[Records from a collection]
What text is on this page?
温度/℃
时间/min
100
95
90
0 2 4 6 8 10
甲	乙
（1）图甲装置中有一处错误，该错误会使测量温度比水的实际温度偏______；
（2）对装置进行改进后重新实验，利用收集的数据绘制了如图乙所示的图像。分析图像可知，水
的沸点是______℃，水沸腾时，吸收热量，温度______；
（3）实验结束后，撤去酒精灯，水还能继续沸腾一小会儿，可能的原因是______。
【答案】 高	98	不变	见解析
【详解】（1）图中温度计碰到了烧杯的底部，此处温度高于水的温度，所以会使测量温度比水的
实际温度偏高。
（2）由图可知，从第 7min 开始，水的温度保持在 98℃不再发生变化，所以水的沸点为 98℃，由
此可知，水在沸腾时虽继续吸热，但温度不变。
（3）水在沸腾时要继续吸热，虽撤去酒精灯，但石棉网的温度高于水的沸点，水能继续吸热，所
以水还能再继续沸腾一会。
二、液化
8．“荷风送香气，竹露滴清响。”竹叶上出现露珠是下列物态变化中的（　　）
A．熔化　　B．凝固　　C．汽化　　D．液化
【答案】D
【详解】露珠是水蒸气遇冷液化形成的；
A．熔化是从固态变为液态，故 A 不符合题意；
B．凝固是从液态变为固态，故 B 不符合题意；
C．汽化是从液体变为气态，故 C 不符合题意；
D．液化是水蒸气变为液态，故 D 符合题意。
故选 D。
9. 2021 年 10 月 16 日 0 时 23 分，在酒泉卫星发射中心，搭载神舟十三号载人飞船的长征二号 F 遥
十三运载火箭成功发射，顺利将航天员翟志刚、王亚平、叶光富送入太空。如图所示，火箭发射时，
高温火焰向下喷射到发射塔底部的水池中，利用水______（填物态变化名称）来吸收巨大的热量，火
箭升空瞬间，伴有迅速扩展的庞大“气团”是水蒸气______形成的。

| Task brief |
Restate the listing in full, word for word.

| The result |
What text is on this page?
温度/℃
时间/min
100
95
90
0 2 4 6 8 10
甲	乙
（1）图甲装置中有一处错误，该错误会使测量温度比水的实际温度偏______；
（2）对装置进行改进后重新实验，利用收集的数据绘制了如图乙所示的图像。分析图像可知，水
的沸点是______℃，水沸腾时，吸收热量，温度______；
（3）实验结束后，撤去酒精灯，水还能继续沸腾一小会儿，可能的原因是______。
【答案】 高	98	不变	见解析
【详解】（1）图中温度计碰到了烧杯的底部，此处温度高于水的温度，所以会使测量温度比水的
实际温度偏高。
（2）由图可知，从第 7min 开始，水的温度保持在 98℃不再发生变化，所以水的沸点为 98℃，由
此可知，水在沸腾时虽继续吸热，但温度不变。
（3）水在沸腾时要继续吸热，虽撤去酒精灯，但石棉网的温度高于水的沸点，水能继续吸热，所
以水还能再继续沸腾一会。
二、液化
8．“荷风送香气，竹露滴清响。”竹叶上出现露珠是下列物态变化中的（　　）
A．熔化　　B．凝固　　C．汽化　　D．液化
【答案】D
【详解】露珠是水蒸气遇冷液化形成的；
A．熔化是从固态变为液态，故 A 不符合题意；
B．凝固是从液态变为固态，故 B 不符合题意；
C．汽化是从液体变为气态，故 C 不符合题意；
D．液化是水蒸气变为液态，故 D 符合题意。
故选 D。
9. 2021 年 10 月 16 日 0 时 23 分，在酒泉卫星发射中心，搭载神舟十三号载人飞船的长征二号 F 遥
十三运载火箭成功发射，顺利将航天员翟志刚、王亚平、叶光富送入太空。如图所示，火箭发射时，
高温火焰向下喷射到发射塔底部的水池中，利用水______（填物态变化名称）来吸收巨大的热量，火
箭升空瞬间，伴有迅速扩展的庞大“气团”是水蒸气______形成的。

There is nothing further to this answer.